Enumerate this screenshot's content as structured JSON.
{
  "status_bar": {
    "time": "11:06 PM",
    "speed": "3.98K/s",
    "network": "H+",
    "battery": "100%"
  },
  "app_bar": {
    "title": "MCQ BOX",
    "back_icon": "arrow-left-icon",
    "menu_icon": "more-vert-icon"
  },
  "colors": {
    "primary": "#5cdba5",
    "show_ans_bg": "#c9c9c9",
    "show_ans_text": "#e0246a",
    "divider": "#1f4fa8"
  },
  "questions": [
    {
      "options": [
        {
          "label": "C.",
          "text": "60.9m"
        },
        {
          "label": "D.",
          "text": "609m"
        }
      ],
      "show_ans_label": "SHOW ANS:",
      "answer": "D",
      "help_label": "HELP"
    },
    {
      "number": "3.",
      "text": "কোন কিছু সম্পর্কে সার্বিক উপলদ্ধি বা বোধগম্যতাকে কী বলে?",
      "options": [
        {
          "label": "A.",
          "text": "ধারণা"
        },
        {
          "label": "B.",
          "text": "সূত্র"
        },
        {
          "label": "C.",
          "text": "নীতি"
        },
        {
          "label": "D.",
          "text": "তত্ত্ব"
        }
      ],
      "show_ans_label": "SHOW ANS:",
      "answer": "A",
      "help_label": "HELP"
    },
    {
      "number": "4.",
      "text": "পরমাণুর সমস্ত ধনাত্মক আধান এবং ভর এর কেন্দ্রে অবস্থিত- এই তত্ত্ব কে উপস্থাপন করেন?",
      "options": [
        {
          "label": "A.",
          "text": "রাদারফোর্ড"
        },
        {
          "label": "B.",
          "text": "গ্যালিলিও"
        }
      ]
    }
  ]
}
□ □ □ □ □ □ □
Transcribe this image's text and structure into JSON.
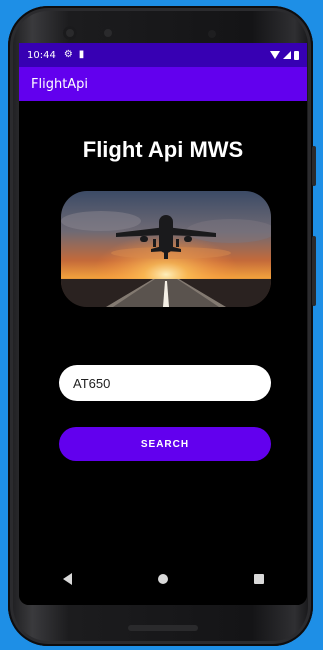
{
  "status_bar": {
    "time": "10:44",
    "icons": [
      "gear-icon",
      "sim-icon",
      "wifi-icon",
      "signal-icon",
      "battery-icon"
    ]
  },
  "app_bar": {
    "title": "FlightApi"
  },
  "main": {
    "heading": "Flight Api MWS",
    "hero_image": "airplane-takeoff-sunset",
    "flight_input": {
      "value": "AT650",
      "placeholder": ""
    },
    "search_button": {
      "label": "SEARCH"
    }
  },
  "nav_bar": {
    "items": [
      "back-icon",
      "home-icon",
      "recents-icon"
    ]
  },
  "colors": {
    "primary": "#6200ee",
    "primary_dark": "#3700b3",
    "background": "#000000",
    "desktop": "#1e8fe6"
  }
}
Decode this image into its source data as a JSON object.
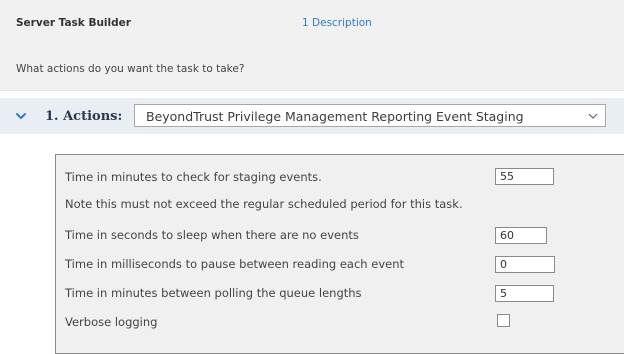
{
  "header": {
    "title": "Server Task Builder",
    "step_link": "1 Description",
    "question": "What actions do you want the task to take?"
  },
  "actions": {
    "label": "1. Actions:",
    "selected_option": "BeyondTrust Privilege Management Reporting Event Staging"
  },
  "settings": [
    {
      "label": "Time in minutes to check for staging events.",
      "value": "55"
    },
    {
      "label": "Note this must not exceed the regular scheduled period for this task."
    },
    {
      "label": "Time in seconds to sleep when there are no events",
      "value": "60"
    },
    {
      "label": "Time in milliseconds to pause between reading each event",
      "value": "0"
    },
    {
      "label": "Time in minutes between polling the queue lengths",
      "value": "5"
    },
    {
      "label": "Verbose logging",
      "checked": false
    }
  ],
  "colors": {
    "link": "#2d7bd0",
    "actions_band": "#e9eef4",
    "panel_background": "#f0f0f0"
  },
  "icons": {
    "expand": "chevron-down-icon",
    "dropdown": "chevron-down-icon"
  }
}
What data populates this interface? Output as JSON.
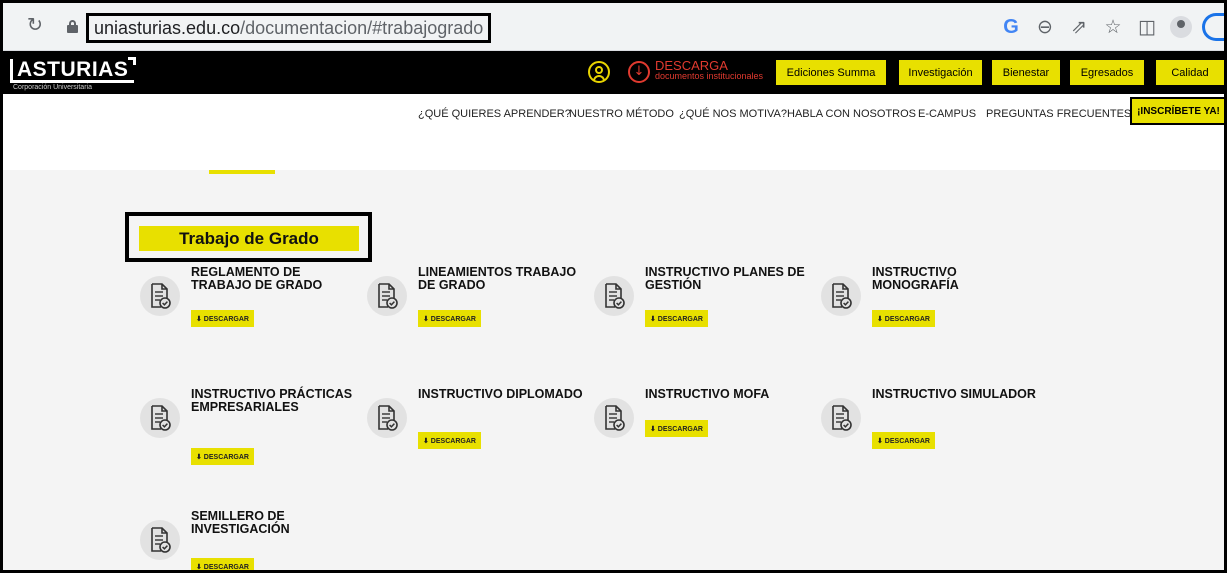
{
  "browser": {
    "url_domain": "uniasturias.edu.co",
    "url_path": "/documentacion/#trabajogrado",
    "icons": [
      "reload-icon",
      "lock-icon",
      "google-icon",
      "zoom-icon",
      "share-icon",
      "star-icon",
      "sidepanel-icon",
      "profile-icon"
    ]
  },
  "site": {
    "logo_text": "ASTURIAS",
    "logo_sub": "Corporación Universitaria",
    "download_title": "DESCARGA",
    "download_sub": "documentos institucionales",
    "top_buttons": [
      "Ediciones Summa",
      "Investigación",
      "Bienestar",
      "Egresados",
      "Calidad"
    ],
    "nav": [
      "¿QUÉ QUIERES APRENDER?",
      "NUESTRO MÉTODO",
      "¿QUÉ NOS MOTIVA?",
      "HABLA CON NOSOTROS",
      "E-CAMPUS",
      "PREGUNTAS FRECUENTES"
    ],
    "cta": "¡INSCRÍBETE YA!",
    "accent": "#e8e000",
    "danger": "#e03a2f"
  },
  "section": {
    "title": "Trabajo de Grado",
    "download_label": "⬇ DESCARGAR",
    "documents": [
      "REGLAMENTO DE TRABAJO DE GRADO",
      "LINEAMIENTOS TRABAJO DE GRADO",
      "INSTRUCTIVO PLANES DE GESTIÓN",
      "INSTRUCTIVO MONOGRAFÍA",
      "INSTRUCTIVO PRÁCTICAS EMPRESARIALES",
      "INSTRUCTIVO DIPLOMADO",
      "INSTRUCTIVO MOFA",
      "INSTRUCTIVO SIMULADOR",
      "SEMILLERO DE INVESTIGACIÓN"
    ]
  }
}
□ □ □ □ □ □ □
## Written request
Find the lines containing "JSON" and pull them out.

## Solution to this task
Enumerate this screenshot's content as structured JSON.
Transcribe this image's text and structure into JSON.
Decode this image into its source data as a JSON object.
What data populates this interface? Output as JSON.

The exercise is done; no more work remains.